» Task statement: Copy out all the lines where "this" shows up.

►

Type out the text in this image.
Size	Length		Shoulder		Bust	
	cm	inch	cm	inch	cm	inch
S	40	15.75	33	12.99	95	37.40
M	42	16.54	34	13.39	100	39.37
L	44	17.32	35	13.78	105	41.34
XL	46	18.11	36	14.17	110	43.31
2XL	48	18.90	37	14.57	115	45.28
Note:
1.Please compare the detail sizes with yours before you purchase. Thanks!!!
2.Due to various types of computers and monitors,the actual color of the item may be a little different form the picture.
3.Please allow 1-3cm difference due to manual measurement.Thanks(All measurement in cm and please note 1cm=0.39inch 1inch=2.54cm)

◄
►

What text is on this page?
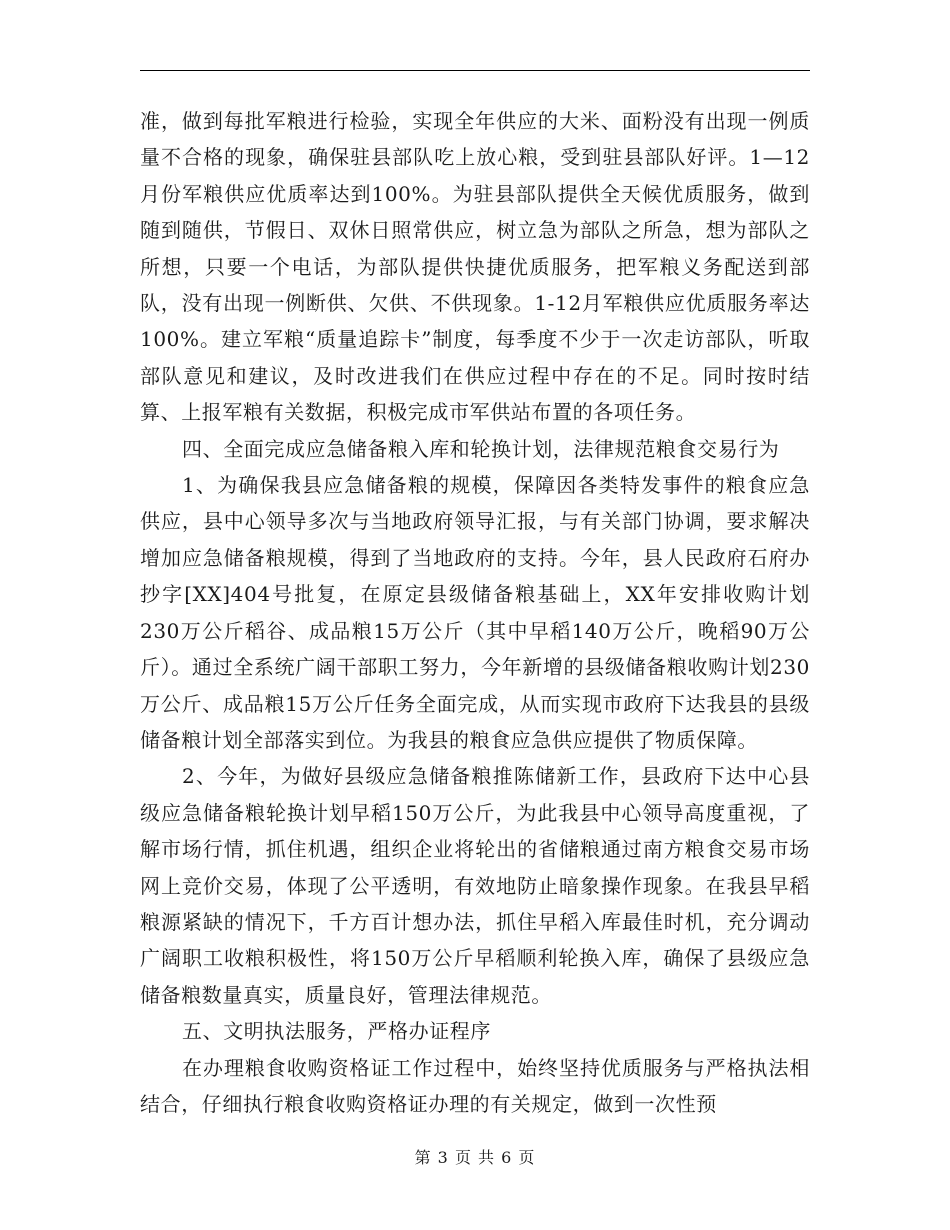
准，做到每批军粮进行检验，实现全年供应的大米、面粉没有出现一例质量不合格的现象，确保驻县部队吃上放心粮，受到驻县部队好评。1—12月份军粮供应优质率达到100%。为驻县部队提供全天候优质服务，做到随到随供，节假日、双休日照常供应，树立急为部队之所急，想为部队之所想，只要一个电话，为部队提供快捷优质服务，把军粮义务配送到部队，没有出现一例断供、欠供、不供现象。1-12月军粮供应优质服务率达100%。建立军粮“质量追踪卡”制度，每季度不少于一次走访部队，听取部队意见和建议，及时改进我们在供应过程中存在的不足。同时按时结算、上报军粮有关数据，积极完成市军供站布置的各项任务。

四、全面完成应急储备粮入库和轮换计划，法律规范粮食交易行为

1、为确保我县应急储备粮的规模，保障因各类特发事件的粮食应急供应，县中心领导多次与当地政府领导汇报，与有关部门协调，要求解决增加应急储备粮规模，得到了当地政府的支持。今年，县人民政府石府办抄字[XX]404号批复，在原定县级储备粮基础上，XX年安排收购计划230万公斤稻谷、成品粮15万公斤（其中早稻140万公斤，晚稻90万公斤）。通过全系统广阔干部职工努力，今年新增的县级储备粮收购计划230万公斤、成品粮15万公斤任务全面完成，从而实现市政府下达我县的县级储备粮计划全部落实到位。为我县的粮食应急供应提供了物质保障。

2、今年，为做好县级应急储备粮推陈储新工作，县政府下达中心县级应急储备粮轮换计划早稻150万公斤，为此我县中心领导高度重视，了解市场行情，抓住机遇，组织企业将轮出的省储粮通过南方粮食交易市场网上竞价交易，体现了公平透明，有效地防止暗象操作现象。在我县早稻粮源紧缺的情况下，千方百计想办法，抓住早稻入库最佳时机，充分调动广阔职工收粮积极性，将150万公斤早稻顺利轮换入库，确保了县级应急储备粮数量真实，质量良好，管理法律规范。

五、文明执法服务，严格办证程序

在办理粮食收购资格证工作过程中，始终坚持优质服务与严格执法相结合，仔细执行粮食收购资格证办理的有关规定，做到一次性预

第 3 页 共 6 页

◄

» Reply:
Type out the text in this image.
What text is on this page?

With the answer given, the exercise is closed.